• _EXERCISE OBJECTIVE_:
The records below hold pictures; please leave those out and retype the rest exactly.

Data excerpts
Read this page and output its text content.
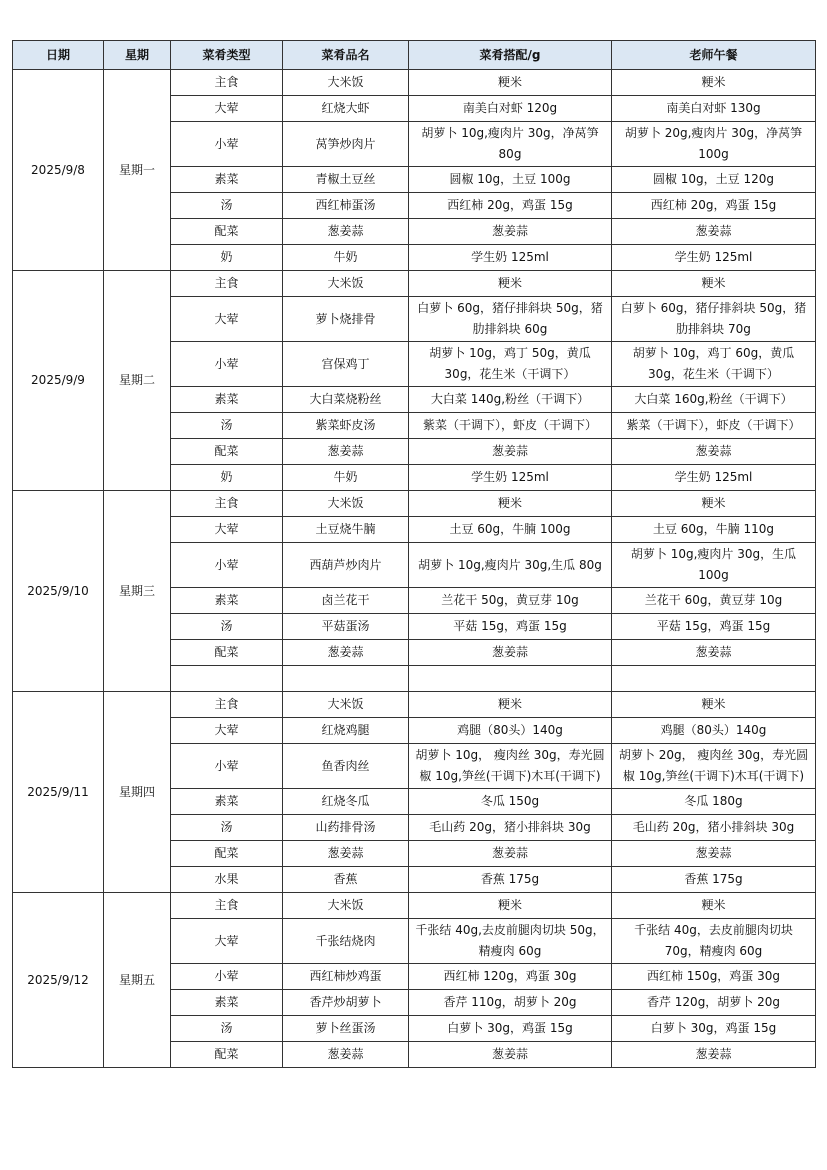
日期	星期	菜肴类型	菜肴品名	菜肴搭配/g	老师午餐
2025/9/8	星期一	主食	大米饭	粳米	粳米
		大荤	红烧大虾	南美白对虾 120g	南美白对虾 130g
		小荤	莴笋炒肉片	胡萝卜 10g,瘦肉片 30g，净莴笋 80g	胡萝卜 20g,瘦肉片 30g，净莴笋 100g
		素菜	青椒土豆丝	圆椒 10g，土豆 100g	圆椒 10g，土豆 120g
		汤	西红柿蛋汤	西红柿 20g，鸡蛋 15g	西红柿 20g，鸡蛋 15g
		配菜	葱姜蒜	葱姜蒜	葱姜蒜
		奶	牛奶	学生奶 125ml	学生奶 125ml
2025/9/9	星期二	主食	大米饭	粳米	粳米
		大荤	萝卜烧排骨	白萝卜 60g，猪仔排斜块 50g，猪肋排斜块 60g	白萝卜 60g，猪仔排斜块 50g，猪肋排斜块 70g
		小荤	宫保鸡丁	胡萝卜 10g，鸡丁 50g，黄瓜 30g，花生米（干调下）	胡萝卜 10g，鸡丁 60g，黄瓜 30g，花生米（干调下）
		素菜	大白菜烧粉丝	大白菜 140g,粉丝（干调下）	大白菜 160g,粉丝（干调下）
		汤	紫菜虾皮汤	紫菜（干调下），虾皮（干调下）	紫菜（干调下），虾皮（干调下）
		配菜	葱姜蒜	葱姜蒜	葱姜蒜
		奶	牛奶	学生奶 125ml	学生奶 125ml
2025/9/10	星期三	主食	大米饭	粳米	粳米
		大荤	土豆烧牛腩	土豆 60g，牛腩 100g	土豆 60g，牛腩 110g
		小荤	西葫芦炒肉片	胡萝卜 10g,瘦肉片 30g,生瓜 80g	胡萝卜 10g,瘦肉片 30g，生瓜 100g
		素菜	卤兰花干	兰花干 50g，黄豆芽 10g	兰花干 60g，黄豆芽 10g
		汤	平菇蛋汤	平菇 15g，鸡蛋 15g	平菇 15g，鸡蛋 15g
		配菜	葱姜蒜	葱姜蒜	葱姜蒜

2025/9/11	星期四	主食	大米饭	粳米	粳米
		大荤	红烧鸡腿	鸡腿（80头）140g	鸡腿（80头）140g
		小荤	鱼香肉丝	胡萝卜 10g， 瘦肉丝 30g，寿光圆椒 10g,笋丝(干调下)木耳(干调下)	胡萝卜 20g， 瘦肉丝 30g，寿光圆椒 10g,笋丝(干调下)木耳(干调下)
		素菜	红烧冬瓜	冬瓜 150g	冬瓜 180g
		汤	山药排骨汤	毛山药 20g，猪小排斜块 30g	毛山药 20g，猪小排斜块 30g
		配菜	葱姜蒜	葱姜蒜	葱姜蒜
		水果	香蕉	香蕉 175g	香蕉 175g
2025/9/12	星期五	主食	大米饭	粳米	粳米
		大荤	千张结烧肉	千张结 40g,去皮前腿肉切块 50g，精瘦肉 60g	千张结 40g，去皮前腿肉切块 70g，精瘦肉 60g
		小荤	西红柿炒鸡蛋	西红柿 120g，鸡蛋 30g	西红柿 150g，鸡蛋 30g
		素菜	香芹炒胡萝卜	香芹 110g，胡萝卜 20g	香芹 120g，胡萝卜 20g
		汤	萝卜丝蛋汤	白萝卜 30g，鸡蛋 15g	白萝卜 30g，鸡蛋 15g
		配菜	葱姜蒜	葱姜蒜	葱姜蒜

• _REPLY_:
Read this page and output its text content.
日期	星期	菜肴类型	菜肴品名	菜肴搭配/g	老师午餐
2025/9/8	星期一	主食	大米饭	粳米	粳米
		大荤	红烧大虾	南美白对虾 120g	南美白对虾 130g
		小荤	莴笋炒肉片	胡萝卜 10g,瘦肉片 30g，净莴笋 80g	胡萝卜 20g,瘦肉片 30g，净莴笋 100g
		素菜	青椒土豆丝	圆椒 10g，土豆 100g	圆椒 10g，土豆 120g
		汤	西红柿蛋汤	西红柿 20g，鸡蛋 15g	西红柿 20g，鸡蛋 15g
		配菜	葱姜蒜	葱姜蒜	葱姜蒜
		奶	牛奶	学生奶 125ml	学生奶 125ml
2025/9/9	星期二	主食	大米饭	粳米	粳米
		大荤	萝卜烧排骨	白萝卜 60g，猪仔排斜块 50g，猪肋排斜块 60g	白萝卜 60g，猪仔排斜块 50g，猪肋排斜块 70g
		小荤	宫保鸡丁	胡萝卜 10g，鸡丁 50g，黄瓜 30g，花生米（干调下）	胡萝卜 10g，鸡丁 60g，黄瓜 30g，花生米（干调下）
		素菜	大白菜烧粉丝	大白菜 140g,粉丝（干调下）	大白菜 160g,粉丝（干调下）
		汤	紫菜虾皮汤	紫菜（干调下），虾皮（干调下）	紫菜（干调下），虾皮（干调下）
		配菜	葱姜蒜	葱姜蒜	葱姜蒜
		奶	牛奶	学生奶 125ml	学生奶 125ml
2025/9/10	星期三	主食	大米饭	粳米	粳米
		大荤	土豆烧牛腩	土豆 60g，牛腩 100g	土豆 60g，牛腩 110g
		小荤	西葫芦炒肉片	胡萝卜 10g,瘦肉片 30g,生瓜 80g	胡萝卜 10g,瘦肉片 30g，生瓜 100g
		素菜	卤兰花干	兰花干 50g，黄豆芽 10g	兰花干 60g，黄豆芽 10g
		汤	平菇蛋汤	平菇 15g，鸡蛋 15g	平菇 15g，鸡蛋 15g
		配菜	葱姜蒜	葱姜蒜	葱姜蒜

2025/9/11	星期四	主食	大米饭	粳米	粳米
		大荤	红烧鸡腿	鸡腿（80头）140g	鸡腿（80头）140g
		小荤	鱼香肉丝	胡萝卜 10g， 瘦肉丝 30g，寿光圆椒 10g,笋丝(干调下)木耳(干调下)	胡萝卜 20g， 瘦肉丝 30g，寿光圆椒 10g,笋丝(干调下)木耳(干调下)
		素菜	红烧冬瓜	冬瓜 150g	冬瓜 180g
		汤	山药排骨汤	毛山药 20g，猪小排斜块 30g	毛山药 20g，猪小排斜块 30g
		配菜	葱姜蒜	葱姜蒜	葱姜蒜
		水果	香蕉	香蕉 175g	香蕉 175g
2025/9/12	星期五	主食	大米饭	粳米	粳米
		大荤	千张结烧肉	千张结 40g,去皮前腿肉切块 50g，精瘦肉 60g	千张结 40g，去皮前腿肉切块 70g，精瘦肉 60g
		小荤	西红柿炒鸡蛋	西红柿 120g，鸡蛋 30g	西红柿 150g，鸡蛋 30g
		素菜	香芹炒胡萝卜	香芹 110g，胡萝卜 20g	香芹 120g，胡萝卜 20g
		汤	萝卜丝蛋汤	白萝卜 30g，鸡蛋 15g	白萝卜 30g，鸡蛋 15g
		配菜	葱姜蒜	葱姜蒜	葱姜蒜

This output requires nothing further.